__Given problem__:
Filter the records below and copy every line containing the word "siti".

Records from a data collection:

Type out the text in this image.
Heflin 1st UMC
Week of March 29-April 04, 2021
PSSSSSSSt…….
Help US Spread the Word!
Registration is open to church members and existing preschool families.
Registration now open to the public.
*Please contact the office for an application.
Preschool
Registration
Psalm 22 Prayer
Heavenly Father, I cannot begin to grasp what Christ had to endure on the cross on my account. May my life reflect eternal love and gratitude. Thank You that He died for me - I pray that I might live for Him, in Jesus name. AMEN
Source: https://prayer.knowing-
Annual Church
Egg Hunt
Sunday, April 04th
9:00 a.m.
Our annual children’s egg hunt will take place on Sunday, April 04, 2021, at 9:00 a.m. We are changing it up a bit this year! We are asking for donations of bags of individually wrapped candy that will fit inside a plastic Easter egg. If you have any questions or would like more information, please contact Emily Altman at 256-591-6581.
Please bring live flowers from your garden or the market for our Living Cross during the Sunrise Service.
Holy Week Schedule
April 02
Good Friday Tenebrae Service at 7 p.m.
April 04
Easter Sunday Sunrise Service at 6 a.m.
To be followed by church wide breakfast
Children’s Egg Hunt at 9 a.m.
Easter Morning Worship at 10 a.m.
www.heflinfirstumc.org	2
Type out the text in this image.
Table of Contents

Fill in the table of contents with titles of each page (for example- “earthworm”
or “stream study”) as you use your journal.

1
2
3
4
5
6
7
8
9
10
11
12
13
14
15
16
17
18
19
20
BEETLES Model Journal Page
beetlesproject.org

--

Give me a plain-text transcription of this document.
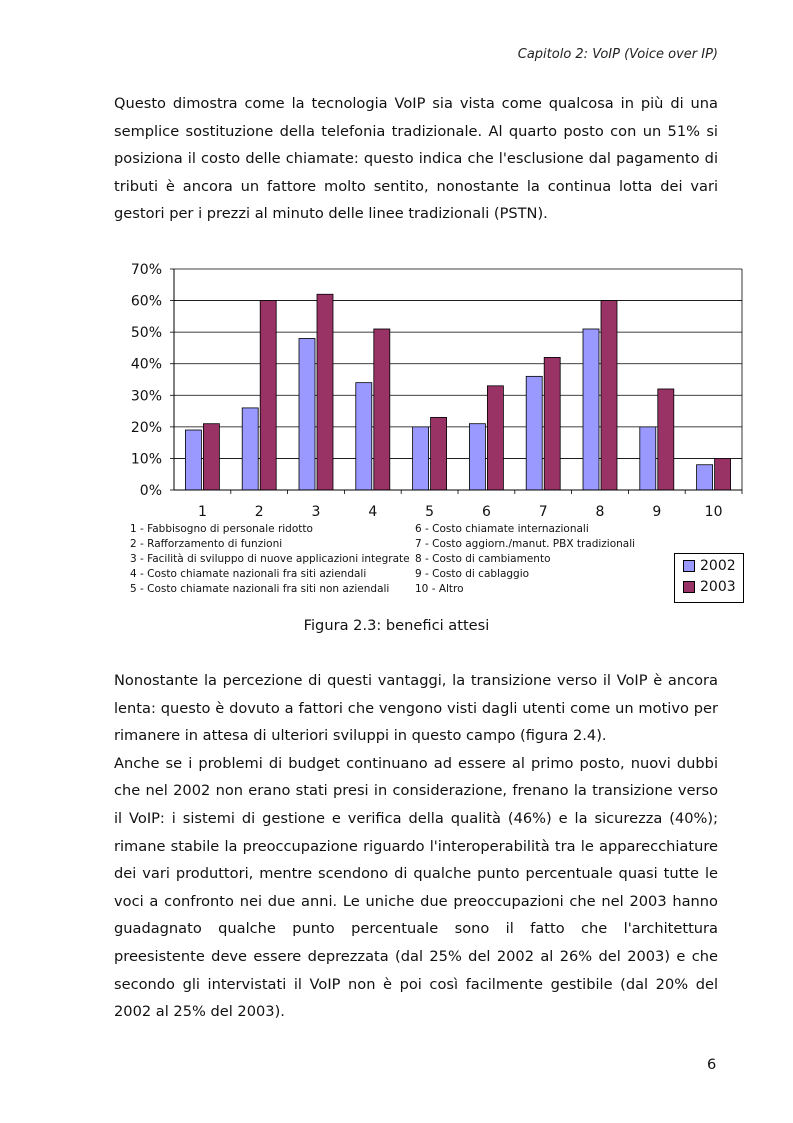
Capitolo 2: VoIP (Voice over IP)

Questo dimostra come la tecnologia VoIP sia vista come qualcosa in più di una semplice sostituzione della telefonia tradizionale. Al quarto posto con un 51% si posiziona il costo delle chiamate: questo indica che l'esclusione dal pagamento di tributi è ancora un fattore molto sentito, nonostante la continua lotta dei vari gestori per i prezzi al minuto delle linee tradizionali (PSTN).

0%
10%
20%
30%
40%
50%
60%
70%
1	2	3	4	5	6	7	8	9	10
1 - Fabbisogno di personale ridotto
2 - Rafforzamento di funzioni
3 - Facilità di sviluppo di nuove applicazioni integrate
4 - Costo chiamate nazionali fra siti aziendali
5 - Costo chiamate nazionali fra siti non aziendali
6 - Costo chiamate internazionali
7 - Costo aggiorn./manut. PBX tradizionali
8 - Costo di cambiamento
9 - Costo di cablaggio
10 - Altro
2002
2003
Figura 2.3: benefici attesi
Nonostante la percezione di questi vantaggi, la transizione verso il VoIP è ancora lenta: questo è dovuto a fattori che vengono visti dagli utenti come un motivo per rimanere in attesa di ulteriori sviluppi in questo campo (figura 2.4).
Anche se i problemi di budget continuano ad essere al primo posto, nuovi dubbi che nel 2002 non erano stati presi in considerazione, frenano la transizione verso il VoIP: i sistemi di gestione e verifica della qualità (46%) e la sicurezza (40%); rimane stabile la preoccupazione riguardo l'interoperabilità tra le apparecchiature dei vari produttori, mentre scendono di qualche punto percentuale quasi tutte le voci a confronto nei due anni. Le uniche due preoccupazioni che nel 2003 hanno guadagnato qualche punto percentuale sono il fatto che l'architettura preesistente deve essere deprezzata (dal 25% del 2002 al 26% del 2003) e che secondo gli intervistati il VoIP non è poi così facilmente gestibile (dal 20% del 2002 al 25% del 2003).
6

__The reply__:
4 - Costo chiamate nazionali fra siti aziendali
5 - Costo chiamate nazionali fra siti non aziendali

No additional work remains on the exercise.